Written instruction:
Transcribe each line of the material as it is, and drop any picture.

_ _ _ _

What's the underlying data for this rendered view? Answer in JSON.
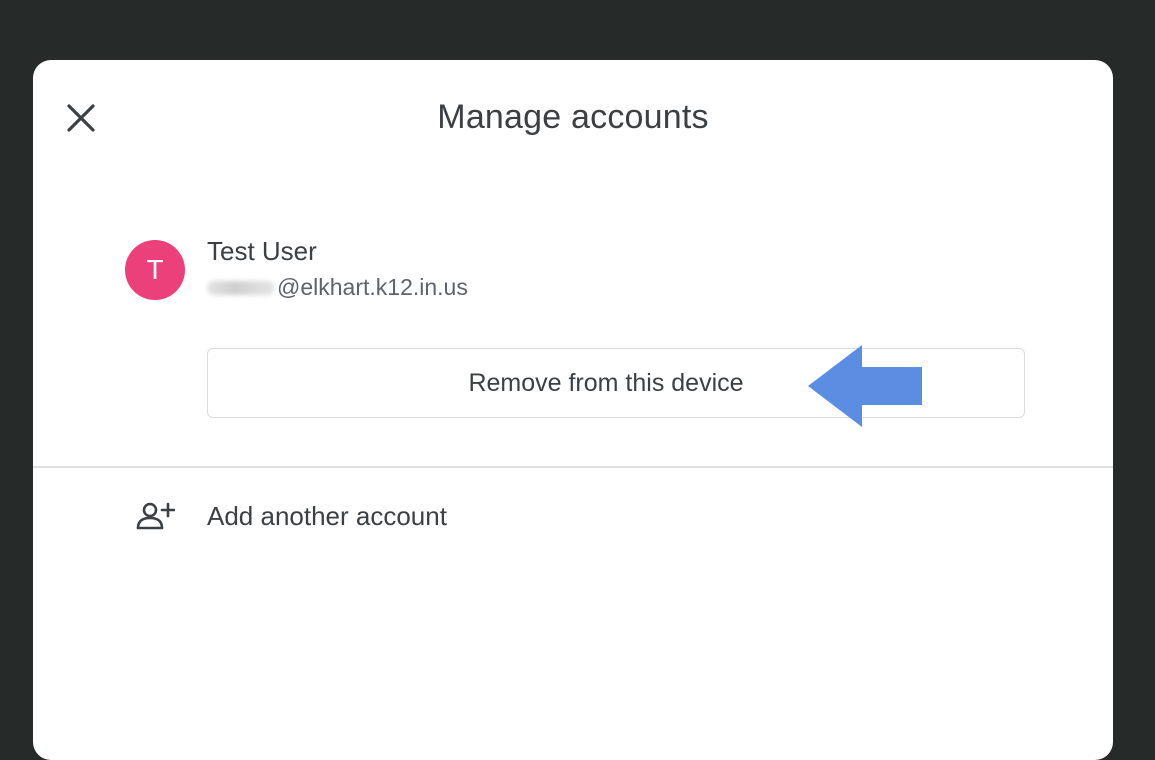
{
  "dialog": {
    "title": "Manage accounts",
    "close_icon": "close-icon"
  },
  "account": {
    "avatar_initial": "T",
    "avatar_color": "#ec407a",
    "name": "Test User",
    "email_domain": "@elkhart.k12.in.us"
  },
  "actions": {
    "remove_label": "Remove from this device",
    "add_account_label": "Add another account",
    "add_account_icon": "person-add-icon"
  },
  "annotation": {
    "arrow_color": "#5b8ee3",
    "arrow_icon": "left-arrow-annotation"
  }
}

_ _ _ _

Result of the exercise:
What's the underlying data for this rendered view? Answer in JSON.
{
  "dialog": {
    "title": "Manage accounts",
    "close_icon": "close-icon"
  },
  "account": {
    "avatar_initial": "T",
    "avatar_color": "#ec407a",
    "name": "Test User",
    "email_domain": "@elkhart.k12.in.us"
  },
  "actions": {
    "remove_label": "Remove from this device",
    "add_account_label": "Add another account",
    "add_account_icon": "person-add-icon"
  },
  "annotation": {
    "arrow_color": "#5b8ee3",
    "arrow_icon": "left-arrow-annotation"
  }
}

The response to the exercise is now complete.